Report the number of lines where the string "name" occurs, and write nothing else.

**Extracts from a graphics dataset**
· · · · · · ·

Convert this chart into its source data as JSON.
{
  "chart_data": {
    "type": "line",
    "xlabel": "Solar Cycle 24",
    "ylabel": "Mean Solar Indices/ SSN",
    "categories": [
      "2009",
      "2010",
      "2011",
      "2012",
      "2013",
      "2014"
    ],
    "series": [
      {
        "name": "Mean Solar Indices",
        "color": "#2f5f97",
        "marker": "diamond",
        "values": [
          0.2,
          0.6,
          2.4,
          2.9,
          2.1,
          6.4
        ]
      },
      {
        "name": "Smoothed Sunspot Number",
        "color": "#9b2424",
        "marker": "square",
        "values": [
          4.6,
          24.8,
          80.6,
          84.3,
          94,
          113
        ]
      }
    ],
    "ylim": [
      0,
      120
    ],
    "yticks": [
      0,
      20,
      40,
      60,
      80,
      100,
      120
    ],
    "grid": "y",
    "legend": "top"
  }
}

· · · · · · ·

**WRITTEN ANSWER**
2